> WHAT TO DO
Identify each line in the records below that contains the word "geändert", and copy every such line in full.

> THE DATA
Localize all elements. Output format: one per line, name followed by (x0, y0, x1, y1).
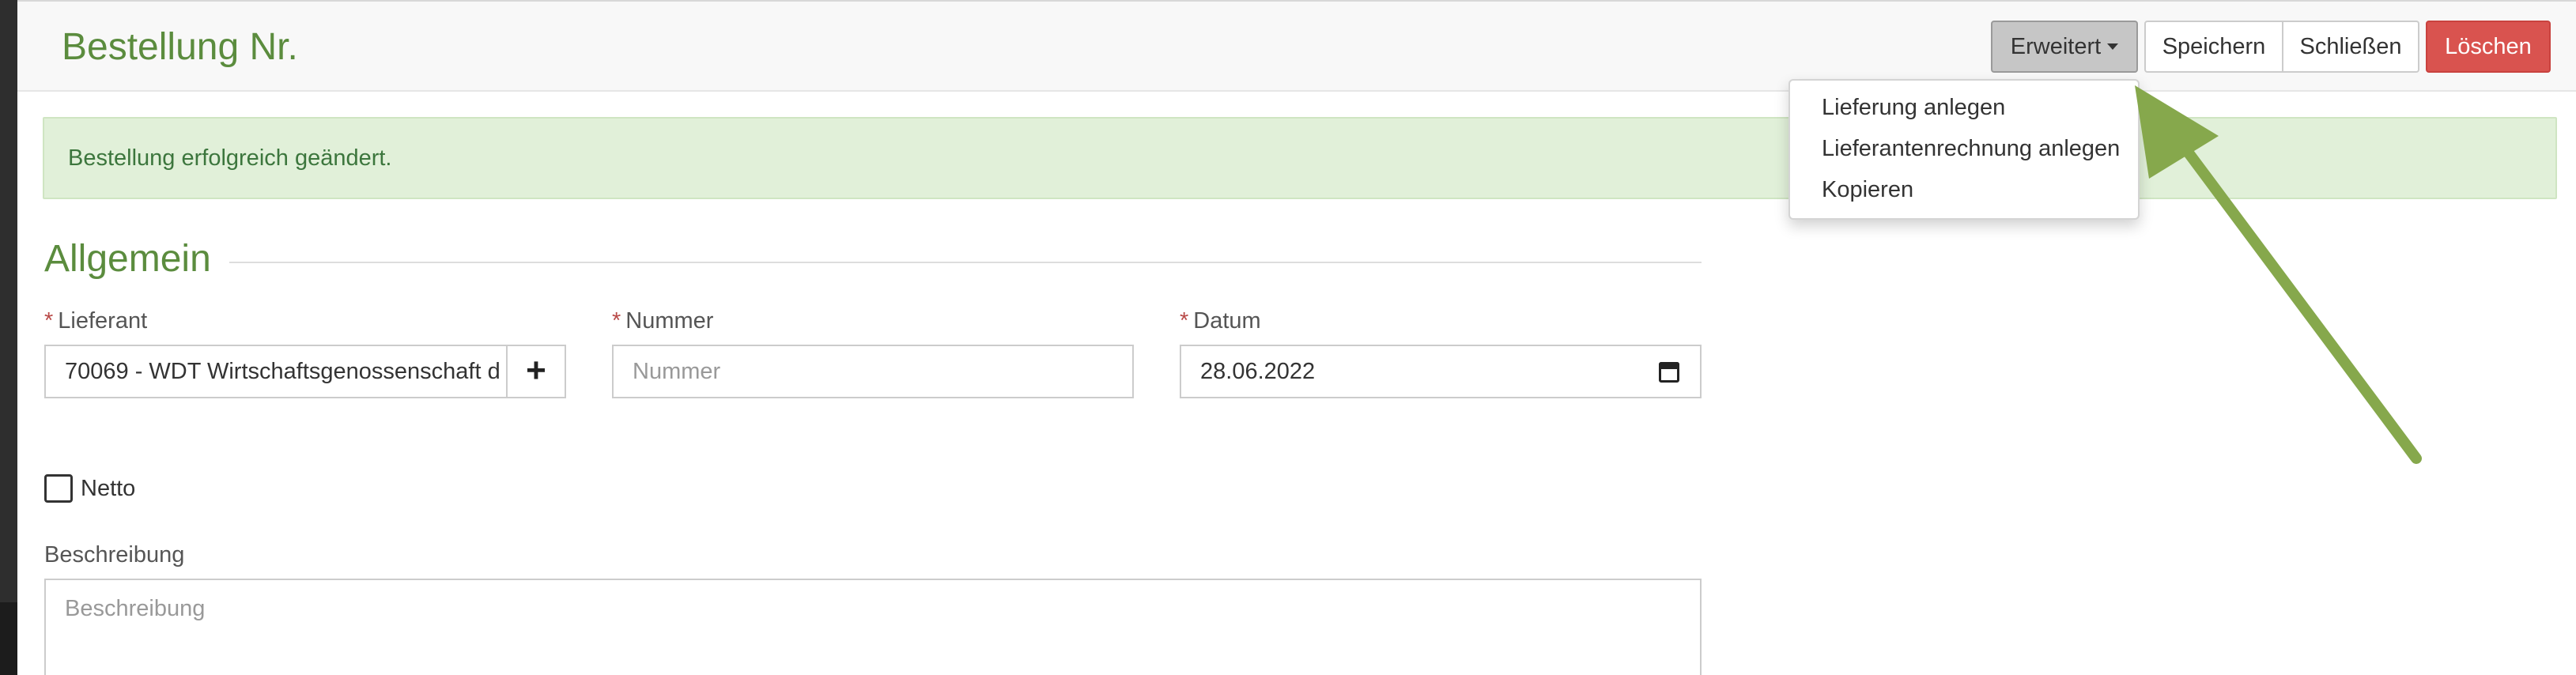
beschreibung-label: Beschreibung (44, 542, 185, 568)
nummer-field[interactable]: Nummer (612, 345, 1134, 398)
section-divider (229, 262, 1702, 263)
datum-value: 28.06.2022 (1200, 359, 1316, 384)
success-alert: Bestellung erfolgreich geändert. (43, 117, 2557, 199)
required-mark: * (44, 308, 54, 334)
datum-label-text: Datum (1193, 308, 1261, 334)
required-mark: * (612, 308, 621, 334)
left-edge-strip (0, 0, 17, 675)
required-mark: * (1180, 308, 1189, 334)
netto-checkbox[interactable] (44, 474, 73, 503)
lieferant-field[interactable]: 70069 - WDT Wirtschaftsgenossenschaft d (44, 345, 508, 398)
plus-icon[interactable]: + (506, 345, 566, 398)
left-edge-strip-bottom (0, 602, 17, 675)
section-title: Allgemein (44, 238, 211, 280)
nummer-label-text: Nummer (625, 308, 714, 334)
nummer-label: * Nummer (612, 308, 713, 334)
datum-label: * Datum (1180, 308, 1261, 334)
menu-item-kopieren[interactable]: Kopieren (1822, 177, 1913, 203)
menu-item-lieferantenrechnung-anlegen[interactable]: Lieferantenrechnung anlegen (1822, 136, 2120, 162)
success-alert-text: Bestellung erfolgreich geändert. (68, 145, 392, 171)
calendar-icon[interactable] (1659, 362, 1679, 383)
annotation-arrow (2135, 85, 2422, 464)
erweitert-label: Erweitert (2010, 34, 2102, 59)
page-title: Bestellung Nr. (62, 26, 298, 68)
save-button[interactable]: Speichern (2144, 21, 2283, 73)
beschreibung-textarea[interactable]: Beschreibung (44, 579, 1702, 675)
menu-item-lieferung-anlegen[interactable]: Lieferung anlegen (1822, 95, 2005, 121)
lieferant-label-text: Lieferant (58, 308, 148, 334)
datum-field[interactable]: 28.06.2022 (1180, 345, 1702, 398)
netto-label[interactable]: Netto (81, 476, 135, 502)
lieferant-label: * Lieferant (44, 308, 147, 334)
caret-down-icon (2107, 43, 2119, 51)
erweitert-dropdown-menu: Lieferung anlegen Lieferantenrechnung an… (1788, 79, 2140, 220)
erweitert-button[interactable]: Erweitert (1991, 21, 2138, 73)
delete-button[interactable]: Löschen (2426, 21, 2551, 73)
close-button[interactable]: Schließen (2282, 21, 2419, 73)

> RESPONSE FOR THIS EXERCISE
success-alert: Bestellung erfolgreich geändert. (43, 117, 2557, 199)
success-alert-text: Bestellung erfolgreich geändert. (68, 145, 392, 171)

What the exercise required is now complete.